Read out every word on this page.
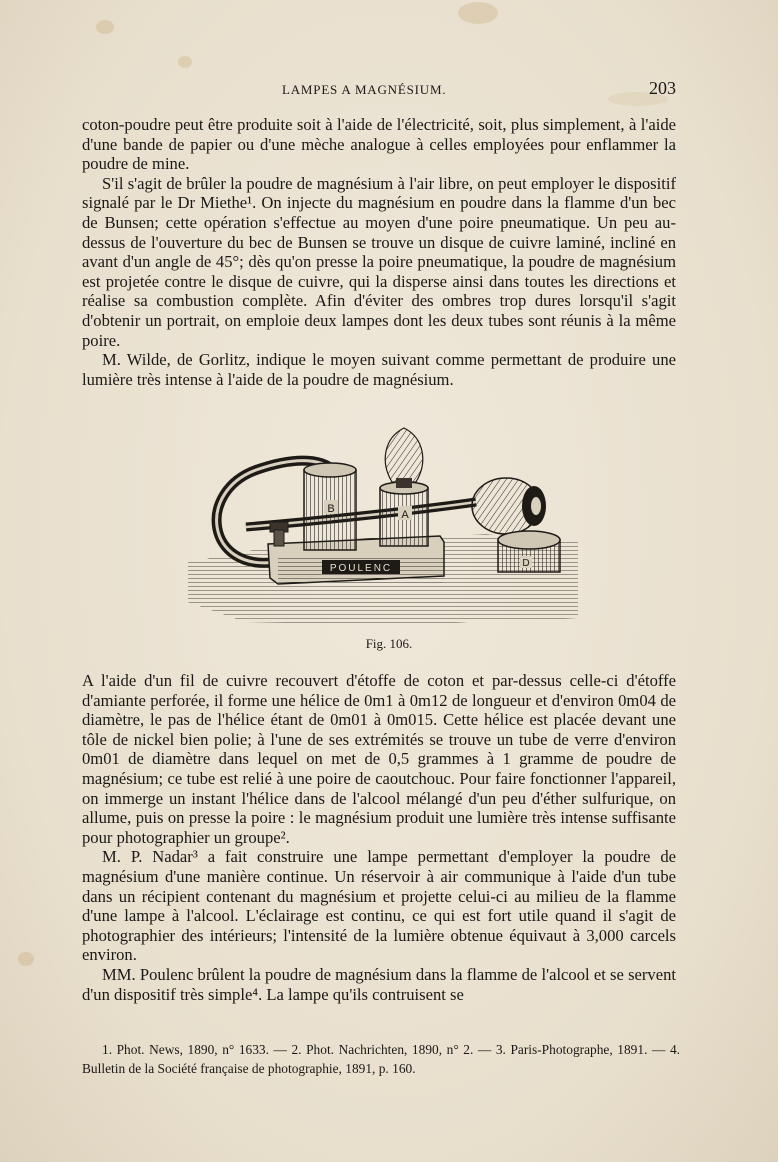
LAMPES A MAGNÉSIUM.	203

coton-poudre peut être produite soit à l'aide de l'électricité, soit, plus simplement, à l'aide d'une bande de papier ou d'une mèche analogue à celles employées pour enflammer la poudre de mine.

S'il s'agit de brûler la poudre de magnésium à l'air libre, on peut employer le dispositif signalé par le Dr Miethe¹. On injecte du magnésium en poudre dans la flamme d'un bec de Bunsen; cette opération s'effectue au moyen d'une poire pneumatique. Un peu au-dessus de l'ouverture du bec de Bunsen se trouve un disque de cuivre laminé, incliné en avant d'un angle de 45°; dès qu'on presse la poire pneumatique, la poudre de magnésium est projetée contre le disque de cuivre, qui la disperse ainsi dans toutes les directions et réalise sa combustion complète. Afin d'éviter des ombres trop dures lorsqu'il s'agit d'obtenir un portrait, on emploie deux lampes dont les deux tubes sont réunis à la même poire.

M. Wilde, de Gorlitz, indique le moyen suivant comme permettant de produire une lumière très intense à l'aide de la poudre de magnésium.

POULENC
B	A
D
Fig. 106.

A l'aide d'un fil de cuivre recouvert d'étoffe de coton et par-dessus celle-ci d'étoffe d'amiante perforée, il forme une hélice de 0m1 à 0m12 de longueur et d'environ 0m04 de diamètre, le pas de l'hélice étant de 0m01 à 0m015. Cette hélice est placée devant une tôle de nickel bien polie; à l'une de ses extrémités se trouve un tube de verre d'environ 0m01 de diamètre dans lequel on met de 0,5 grammes à 1 gramme de poudre de magnésium; ce tube est relié à une poire de caoutchouc. Pour faire fonctionner l'appareil, on immerge un instant l'hélice dans de l'alcool mélangé d'un peu d'éther sulfurique, on allume, puis on presse la poire : le magnésium produit une lumière très intense suffisante pour photographier un groupe².

M. P. Nadar³ a fait construire une lampe permettant d'employer la poudre de magnésium d'une manière continue. Un réservoir à air communique à l'aide d'un tube dans un récipient contenant du magnésium et projette celui-ci au milieu de la flamme d'une lampe à l'alcool. L'éclairage est continu, ce qui est fort utile quand il s'agit de photographier des intérieurs; l'intensité de la lumière obtenue équivaut à 3,000 carcels environ.

MM. Poulenc brûlent la poudre de magnésium dans la flamme de l'alcool et se servent d'un dispositif très simple⁴. La lampe qu'ils contruisent se

1. Phot. News, 1890, n° 1633. — 2. Phot. Nachrichten, 1890, n° 2. — 3. Paris-Photographe, 1891. — 4. Bulletin de la Société française de photographie, 1891, p. 160.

· · · ·

#### OBJECTIVE
Give back the entries verbatim. Do not include any picture.

#### FINAL RESULT
Read out every word on this page.
LAMPES A MAGNÉSIUM.	203

coton-poudre peut être produite soit à l'aide de l'électricité, soit, plus simplement, à l'aide d'une bande de papier ou d'une mèche analogue à celles employées pour enflammer la poudre de mine.

S'il s'agit de brûler la poudre de magnésium à l'air libre, on peut employer le dispositif signalé par le Dr Miethe¹. On injecte du magnésium en poudre dans la flamme d'un bec de Bunsen; cette opération s'effectue au moyen d'une poire pneumatique. Un peu au-dessus de l'ouverture du bec de Bunsen se trouve un disque de cuivre laminé, incliné en avant d'un angle de 45°; dès qu'on presse la poire pneumatique, la poudre de magnésium est projetée contre le disque de cuivre, qui la disperse ainsi dans toutes les directions et réalise sa combustion complète. Afin d'éviter des ombres trop dures lorsqu'il s'agit d'obtenir un portrait, on emploie deux lampes dont les deux tubes sont réunis à la même poire.

M. Wilde, de Gorlitz, indique le moyen suivant comme permettant de produire une lumière très intense à l'aide de la poudre de magnésium.

POULENC
B	A
D
Fig. 106.

A l'aide d'un fil de cuivre recouvert d'étoffe de coton et par-dessus celle-ci d'étoffe d'amiante perforée, il forme une hélice de 0m1 à 0m12 de longueur et d'environ 0m04 de diamètre, le pas de l'hélice étant de 0m01 à 0m015. Cette hélice est placée devant une tôle de nickel bien polie; à l'une de ses extrémités se trouve un tube de verre d'environ 0m01 de diamètre dans lequel on met de 0,5 grammes à 1 gramme de poudre de magnésium; ce tube est relié à une poire de caoutchouc. Pour faire fonctionner l'appareil, on immerge un instant l'hélice dans de l'alcool mélangé d'un peu d'éther sulfurique, on allume, puis on presse la poire : le magnésium produit une lumière très intense suffisante pour photographier un groupe².

M. P. Nadar³ a fait construire une lampe permettant d'employer la poudre de magnésium d'une manière continue. Un réservoir à air communique à l'aide d'un tube dans un récipient contenant du magnésium et projette celui-ci au milieu de la flamme d'une lampe à l'alcool. L'éclairage est continu, ce qui est fort utile quand il s'agit de photographier des intérieurs; l'intensité de la lumière obtenue équivaut à 3,000 carcels environ.

MM. Poulenc brûlent la poudre de magnésium dans la flamme de l'alcool et se servent d'un dispositif très simple⁴. La lampe qu'ils contruisent se

1. Phot. News, 1890, n° 1633. — 2. Phot. Nachrichten, 1890, n° 2. — 3. Paris-Photographe, 1891. — 4. Bulletin de la Société française de photographie, 1891, p. 160.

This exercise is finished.